Collected data entries
# # # #
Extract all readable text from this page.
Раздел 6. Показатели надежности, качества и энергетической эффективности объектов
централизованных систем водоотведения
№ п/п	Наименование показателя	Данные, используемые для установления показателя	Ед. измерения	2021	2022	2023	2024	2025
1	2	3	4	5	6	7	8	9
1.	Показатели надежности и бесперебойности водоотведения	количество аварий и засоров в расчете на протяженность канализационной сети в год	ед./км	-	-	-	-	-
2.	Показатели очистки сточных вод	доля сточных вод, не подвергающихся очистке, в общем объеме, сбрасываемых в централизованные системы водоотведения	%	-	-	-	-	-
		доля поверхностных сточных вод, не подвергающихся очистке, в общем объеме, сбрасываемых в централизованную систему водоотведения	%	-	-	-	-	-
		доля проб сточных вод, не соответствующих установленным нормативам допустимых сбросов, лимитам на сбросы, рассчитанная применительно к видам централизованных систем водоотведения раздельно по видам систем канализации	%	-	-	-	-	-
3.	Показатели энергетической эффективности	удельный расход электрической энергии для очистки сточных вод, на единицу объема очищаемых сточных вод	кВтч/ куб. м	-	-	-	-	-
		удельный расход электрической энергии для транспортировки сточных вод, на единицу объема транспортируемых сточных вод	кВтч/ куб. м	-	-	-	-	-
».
# # # #
What is asked → Extract each line from the entries above that contains the string "надежности".

Response to this task →
Раздел 6. Показатели надежности, качества и энергетической эффективности объектов
1.	Показатели надежности и бесперебойности водоотведения	количество аварий и засоров в расчете на протяженность канализационной сети в год	ед./км	-	-	-	-	-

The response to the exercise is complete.